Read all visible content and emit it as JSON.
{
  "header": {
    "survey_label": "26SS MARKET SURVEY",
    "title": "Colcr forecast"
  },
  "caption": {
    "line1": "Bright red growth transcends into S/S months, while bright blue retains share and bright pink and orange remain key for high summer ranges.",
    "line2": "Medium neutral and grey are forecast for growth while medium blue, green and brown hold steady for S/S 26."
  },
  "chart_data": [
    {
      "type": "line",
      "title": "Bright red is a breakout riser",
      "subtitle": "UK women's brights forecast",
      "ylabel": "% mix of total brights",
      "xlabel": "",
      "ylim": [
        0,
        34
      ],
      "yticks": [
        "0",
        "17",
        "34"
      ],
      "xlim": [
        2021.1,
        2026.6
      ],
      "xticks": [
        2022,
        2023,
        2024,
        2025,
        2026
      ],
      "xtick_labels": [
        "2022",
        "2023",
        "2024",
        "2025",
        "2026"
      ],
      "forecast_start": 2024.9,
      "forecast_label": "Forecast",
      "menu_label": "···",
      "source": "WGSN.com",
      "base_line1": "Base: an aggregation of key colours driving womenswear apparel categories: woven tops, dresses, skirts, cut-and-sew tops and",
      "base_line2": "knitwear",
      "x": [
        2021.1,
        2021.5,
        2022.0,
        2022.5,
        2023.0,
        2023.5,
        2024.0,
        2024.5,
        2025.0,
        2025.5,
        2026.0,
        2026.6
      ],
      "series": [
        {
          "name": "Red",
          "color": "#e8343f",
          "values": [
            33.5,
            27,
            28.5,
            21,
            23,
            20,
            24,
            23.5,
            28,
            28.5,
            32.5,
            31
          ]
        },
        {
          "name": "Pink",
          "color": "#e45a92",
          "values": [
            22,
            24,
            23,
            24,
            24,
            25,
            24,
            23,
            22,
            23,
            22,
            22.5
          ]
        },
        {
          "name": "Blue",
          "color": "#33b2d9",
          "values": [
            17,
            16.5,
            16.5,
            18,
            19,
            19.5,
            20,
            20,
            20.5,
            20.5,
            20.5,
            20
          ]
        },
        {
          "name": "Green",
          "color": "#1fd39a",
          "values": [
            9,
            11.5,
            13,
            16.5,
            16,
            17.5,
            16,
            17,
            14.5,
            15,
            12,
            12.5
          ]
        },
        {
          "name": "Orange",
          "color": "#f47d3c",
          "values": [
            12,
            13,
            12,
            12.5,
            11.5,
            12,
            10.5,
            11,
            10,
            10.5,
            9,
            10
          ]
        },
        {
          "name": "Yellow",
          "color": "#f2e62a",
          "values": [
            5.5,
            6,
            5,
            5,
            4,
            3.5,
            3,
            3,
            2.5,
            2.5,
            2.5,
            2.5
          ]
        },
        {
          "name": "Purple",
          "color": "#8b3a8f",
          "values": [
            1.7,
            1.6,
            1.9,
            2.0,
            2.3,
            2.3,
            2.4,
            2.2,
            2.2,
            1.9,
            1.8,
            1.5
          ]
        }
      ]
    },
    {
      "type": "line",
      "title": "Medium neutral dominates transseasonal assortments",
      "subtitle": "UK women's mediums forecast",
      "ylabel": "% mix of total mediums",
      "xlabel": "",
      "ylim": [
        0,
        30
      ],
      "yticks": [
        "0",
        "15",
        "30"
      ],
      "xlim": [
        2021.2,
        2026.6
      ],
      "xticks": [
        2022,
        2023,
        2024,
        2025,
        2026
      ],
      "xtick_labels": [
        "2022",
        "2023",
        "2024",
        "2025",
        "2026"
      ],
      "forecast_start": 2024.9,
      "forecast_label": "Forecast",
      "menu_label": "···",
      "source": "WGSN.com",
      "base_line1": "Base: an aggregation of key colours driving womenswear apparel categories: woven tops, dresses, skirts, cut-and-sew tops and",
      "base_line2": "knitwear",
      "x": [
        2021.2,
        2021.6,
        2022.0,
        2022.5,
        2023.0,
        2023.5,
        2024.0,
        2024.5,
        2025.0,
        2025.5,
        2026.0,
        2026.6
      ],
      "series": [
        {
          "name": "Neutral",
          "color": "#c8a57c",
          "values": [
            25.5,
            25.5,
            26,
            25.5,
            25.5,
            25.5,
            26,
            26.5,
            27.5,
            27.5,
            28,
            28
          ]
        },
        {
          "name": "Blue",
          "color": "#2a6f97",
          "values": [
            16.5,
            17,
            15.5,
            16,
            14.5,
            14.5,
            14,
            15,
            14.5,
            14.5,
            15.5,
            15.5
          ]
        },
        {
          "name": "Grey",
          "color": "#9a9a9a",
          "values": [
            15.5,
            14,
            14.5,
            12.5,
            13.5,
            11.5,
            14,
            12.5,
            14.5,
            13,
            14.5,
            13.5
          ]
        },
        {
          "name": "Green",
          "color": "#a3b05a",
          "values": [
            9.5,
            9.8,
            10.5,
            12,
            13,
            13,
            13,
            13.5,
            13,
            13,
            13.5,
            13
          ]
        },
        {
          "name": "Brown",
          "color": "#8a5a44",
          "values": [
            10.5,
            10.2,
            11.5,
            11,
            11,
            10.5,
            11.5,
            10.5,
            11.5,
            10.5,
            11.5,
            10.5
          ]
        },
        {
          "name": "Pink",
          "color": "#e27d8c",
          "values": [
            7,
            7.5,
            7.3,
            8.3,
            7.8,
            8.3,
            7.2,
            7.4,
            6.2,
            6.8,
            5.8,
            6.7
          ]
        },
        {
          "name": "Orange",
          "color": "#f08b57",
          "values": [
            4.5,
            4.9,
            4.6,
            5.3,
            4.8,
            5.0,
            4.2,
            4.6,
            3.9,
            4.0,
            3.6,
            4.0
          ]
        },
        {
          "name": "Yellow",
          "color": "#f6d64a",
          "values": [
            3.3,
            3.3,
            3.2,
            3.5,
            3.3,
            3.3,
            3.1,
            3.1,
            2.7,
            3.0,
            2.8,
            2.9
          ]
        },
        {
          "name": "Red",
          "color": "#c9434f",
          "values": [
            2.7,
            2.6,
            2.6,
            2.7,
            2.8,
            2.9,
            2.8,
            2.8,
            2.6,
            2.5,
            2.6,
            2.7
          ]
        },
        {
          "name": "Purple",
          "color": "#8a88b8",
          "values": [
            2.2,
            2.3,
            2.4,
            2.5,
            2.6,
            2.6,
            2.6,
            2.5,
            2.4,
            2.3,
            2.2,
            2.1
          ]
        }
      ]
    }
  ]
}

______________________________

Given task: Which lines hold the word "growth"? Return all of them from the records above.

Right answer:
    "line1": "Bright red growth transcends into S/S months, while bright blue retains share and bright pink and orange remain key for high summer ranges.",
    "line2": "Medium neutral and grey are forecast for growth while medium blue, green and brown hold steady for S/S 26."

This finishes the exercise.